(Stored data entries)
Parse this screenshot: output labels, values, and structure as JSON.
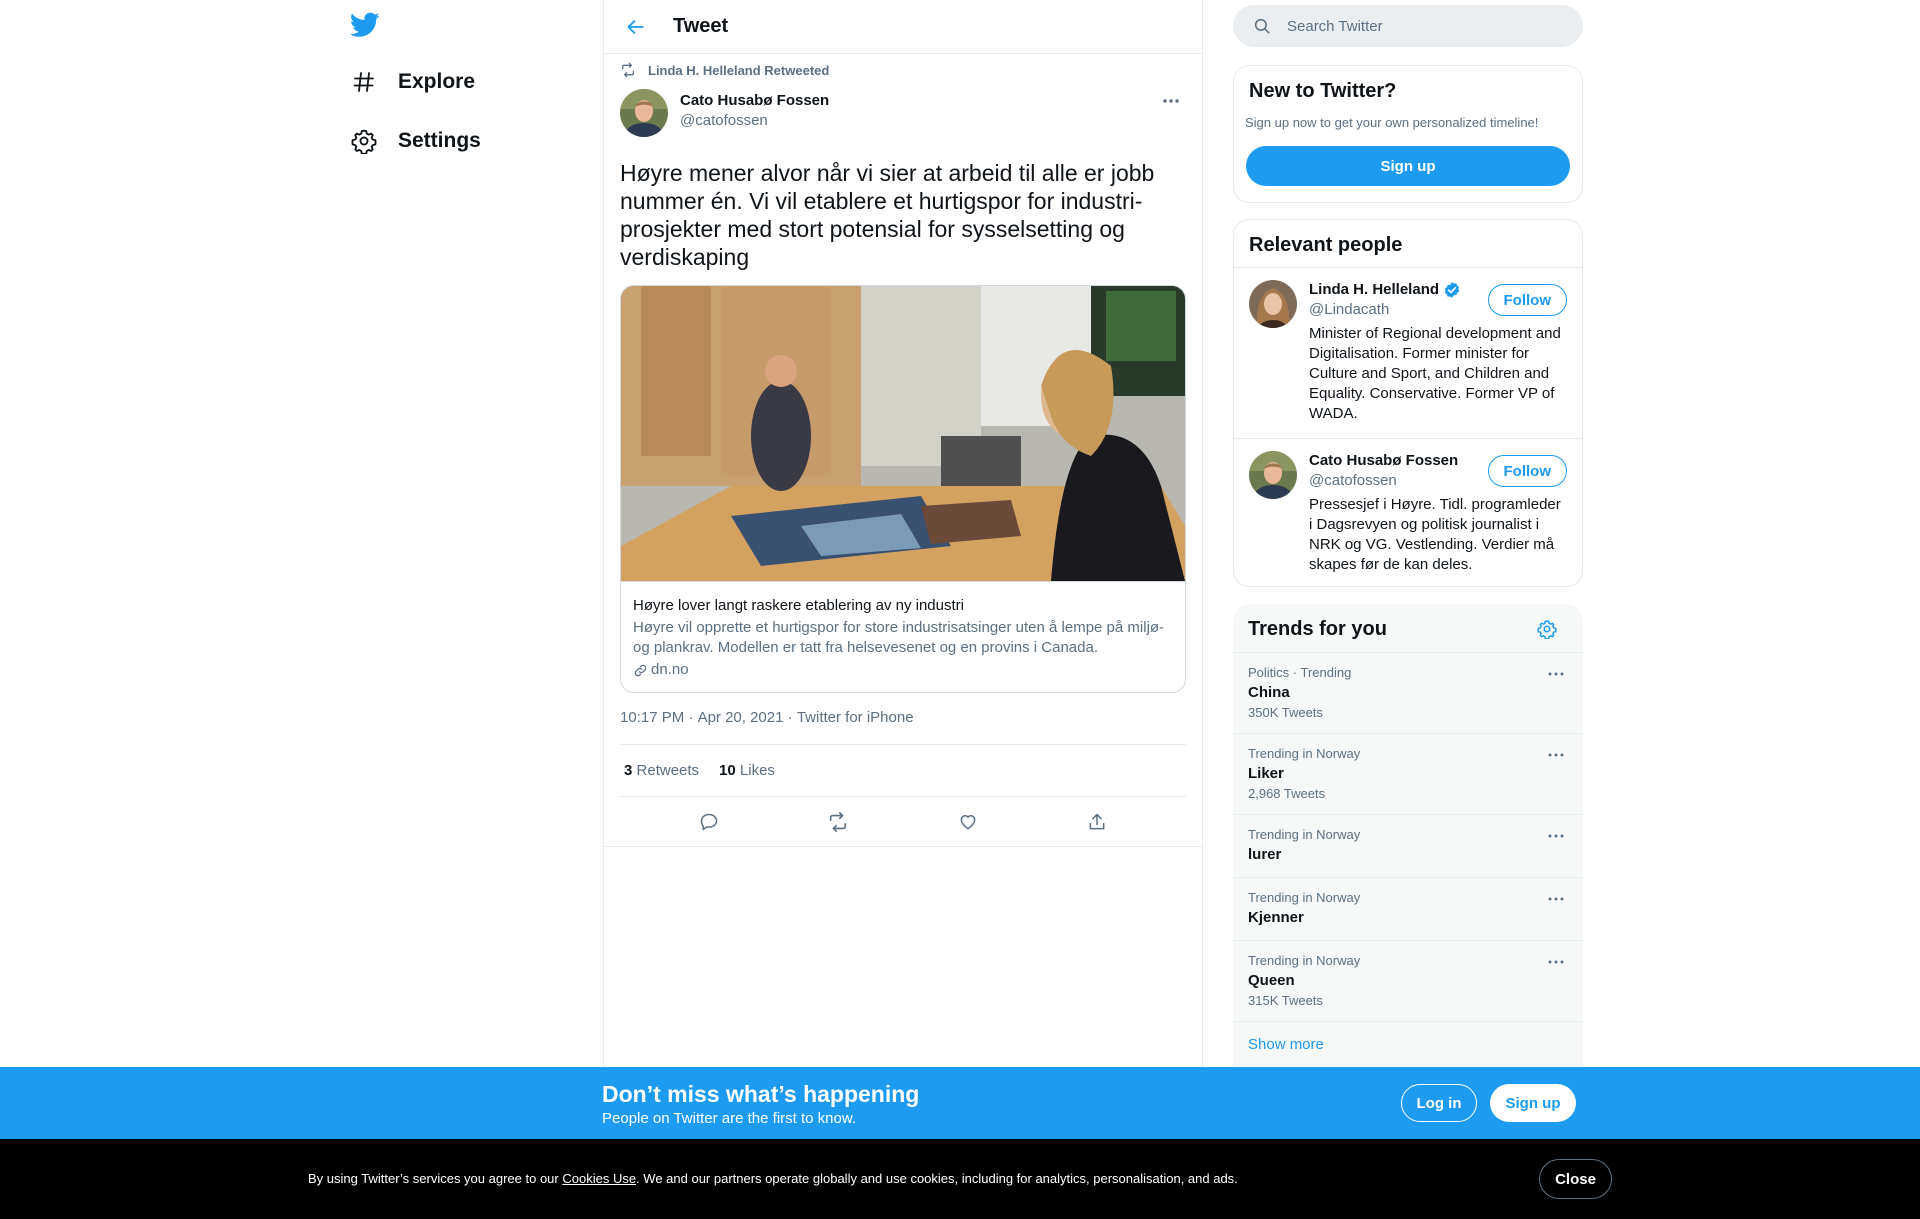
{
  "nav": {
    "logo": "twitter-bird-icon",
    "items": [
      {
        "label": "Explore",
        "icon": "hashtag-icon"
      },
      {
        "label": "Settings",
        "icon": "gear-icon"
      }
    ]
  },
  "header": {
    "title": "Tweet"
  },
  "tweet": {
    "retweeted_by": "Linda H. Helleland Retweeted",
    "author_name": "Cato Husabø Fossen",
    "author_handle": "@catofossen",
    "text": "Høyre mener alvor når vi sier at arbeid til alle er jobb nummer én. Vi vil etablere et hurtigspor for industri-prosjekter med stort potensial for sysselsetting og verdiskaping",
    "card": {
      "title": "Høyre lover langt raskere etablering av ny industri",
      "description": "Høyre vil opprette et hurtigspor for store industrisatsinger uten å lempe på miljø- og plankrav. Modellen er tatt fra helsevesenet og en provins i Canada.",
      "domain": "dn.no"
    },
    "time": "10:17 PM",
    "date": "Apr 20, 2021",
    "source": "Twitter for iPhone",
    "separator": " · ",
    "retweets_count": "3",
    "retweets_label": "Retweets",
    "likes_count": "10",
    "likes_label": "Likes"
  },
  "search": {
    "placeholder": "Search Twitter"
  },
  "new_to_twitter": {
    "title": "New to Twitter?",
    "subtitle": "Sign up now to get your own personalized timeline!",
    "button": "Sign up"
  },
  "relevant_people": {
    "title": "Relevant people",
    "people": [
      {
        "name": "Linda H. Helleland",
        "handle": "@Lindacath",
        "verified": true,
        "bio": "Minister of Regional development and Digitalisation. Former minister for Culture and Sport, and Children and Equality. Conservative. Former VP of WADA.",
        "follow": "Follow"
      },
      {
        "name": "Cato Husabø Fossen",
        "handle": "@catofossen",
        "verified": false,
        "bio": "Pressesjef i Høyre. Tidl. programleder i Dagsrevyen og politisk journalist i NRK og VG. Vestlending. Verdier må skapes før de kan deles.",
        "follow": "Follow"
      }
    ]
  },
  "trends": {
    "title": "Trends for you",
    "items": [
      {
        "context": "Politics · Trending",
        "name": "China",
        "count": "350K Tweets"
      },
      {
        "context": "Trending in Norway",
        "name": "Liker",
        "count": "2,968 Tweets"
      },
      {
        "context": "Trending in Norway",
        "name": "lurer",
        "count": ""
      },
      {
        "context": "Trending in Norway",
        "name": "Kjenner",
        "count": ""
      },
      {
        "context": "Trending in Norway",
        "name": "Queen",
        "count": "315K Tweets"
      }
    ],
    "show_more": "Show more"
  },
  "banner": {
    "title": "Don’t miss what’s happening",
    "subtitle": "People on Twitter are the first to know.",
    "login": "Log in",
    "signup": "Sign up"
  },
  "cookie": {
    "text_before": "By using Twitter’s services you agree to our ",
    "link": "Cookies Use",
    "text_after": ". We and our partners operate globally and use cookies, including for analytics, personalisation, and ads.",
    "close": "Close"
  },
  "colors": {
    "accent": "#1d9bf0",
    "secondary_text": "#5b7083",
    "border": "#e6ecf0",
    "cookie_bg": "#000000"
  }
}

...

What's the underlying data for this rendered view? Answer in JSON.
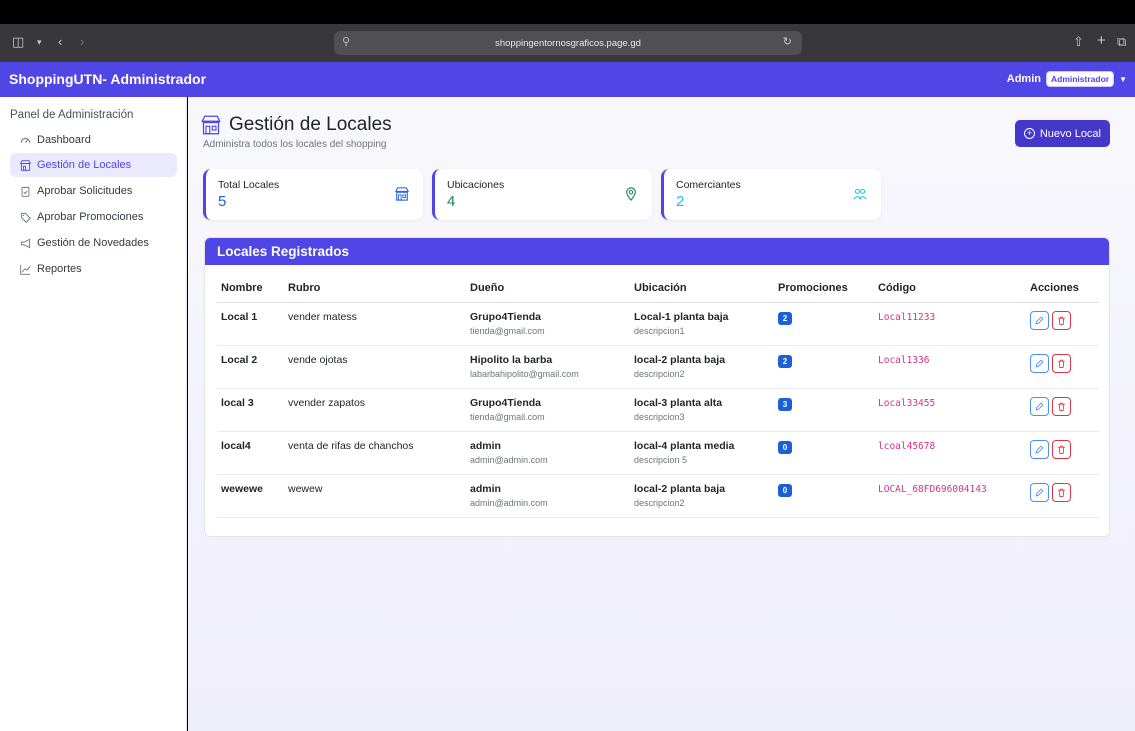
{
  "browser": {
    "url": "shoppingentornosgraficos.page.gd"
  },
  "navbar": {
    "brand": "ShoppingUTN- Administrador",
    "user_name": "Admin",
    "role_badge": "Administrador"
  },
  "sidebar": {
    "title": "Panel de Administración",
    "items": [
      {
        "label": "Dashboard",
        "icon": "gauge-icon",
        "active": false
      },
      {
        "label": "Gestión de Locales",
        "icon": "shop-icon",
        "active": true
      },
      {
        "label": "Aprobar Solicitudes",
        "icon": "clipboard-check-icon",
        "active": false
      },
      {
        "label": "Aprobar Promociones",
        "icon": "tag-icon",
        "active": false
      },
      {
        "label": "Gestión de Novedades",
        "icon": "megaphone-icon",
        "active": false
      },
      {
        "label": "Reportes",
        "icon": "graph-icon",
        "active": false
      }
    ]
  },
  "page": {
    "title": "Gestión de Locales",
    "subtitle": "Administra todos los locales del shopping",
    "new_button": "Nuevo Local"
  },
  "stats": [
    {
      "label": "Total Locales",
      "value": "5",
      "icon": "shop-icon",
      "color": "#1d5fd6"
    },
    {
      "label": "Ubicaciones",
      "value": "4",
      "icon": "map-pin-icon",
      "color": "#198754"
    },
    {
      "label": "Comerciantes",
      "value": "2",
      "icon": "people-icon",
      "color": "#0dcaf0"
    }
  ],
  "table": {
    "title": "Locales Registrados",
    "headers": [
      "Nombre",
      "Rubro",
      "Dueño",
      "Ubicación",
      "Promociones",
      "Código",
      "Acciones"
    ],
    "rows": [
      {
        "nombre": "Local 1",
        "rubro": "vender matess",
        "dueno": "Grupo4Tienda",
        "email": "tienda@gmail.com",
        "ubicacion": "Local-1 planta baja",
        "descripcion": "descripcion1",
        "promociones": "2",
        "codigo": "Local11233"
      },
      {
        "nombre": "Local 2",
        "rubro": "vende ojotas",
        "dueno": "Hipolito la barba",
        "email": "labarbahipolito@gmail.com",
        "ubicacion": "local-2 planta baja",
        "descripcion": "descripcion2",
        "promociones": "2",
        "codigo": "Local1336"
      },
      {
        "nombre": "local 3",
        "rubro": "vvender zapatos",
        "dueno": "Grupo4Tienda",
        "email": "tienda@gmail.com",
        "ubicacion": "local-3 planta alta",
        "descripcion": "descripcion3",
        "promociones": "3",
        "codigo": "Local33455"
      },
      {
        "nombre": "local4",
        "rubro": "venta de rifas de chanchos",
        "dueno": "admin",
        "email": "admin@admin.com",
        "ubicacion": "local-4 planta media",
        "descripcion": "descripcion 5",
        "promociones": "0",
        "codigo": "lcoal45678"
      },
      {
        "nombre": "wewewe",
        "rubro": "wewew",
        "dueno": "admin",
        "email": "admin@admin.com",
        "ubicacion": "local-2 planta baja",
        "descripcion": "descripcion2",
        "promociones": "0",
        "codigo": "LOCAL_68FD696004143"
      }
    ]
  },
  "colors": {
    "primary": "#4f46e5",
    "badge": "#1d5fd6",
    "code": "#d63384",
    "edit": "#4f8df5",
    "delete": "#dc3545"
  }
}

*Written request*.
For the material, find the number of lines holding the word "this" and give that figure and nothing more.

*Answer in full*.
2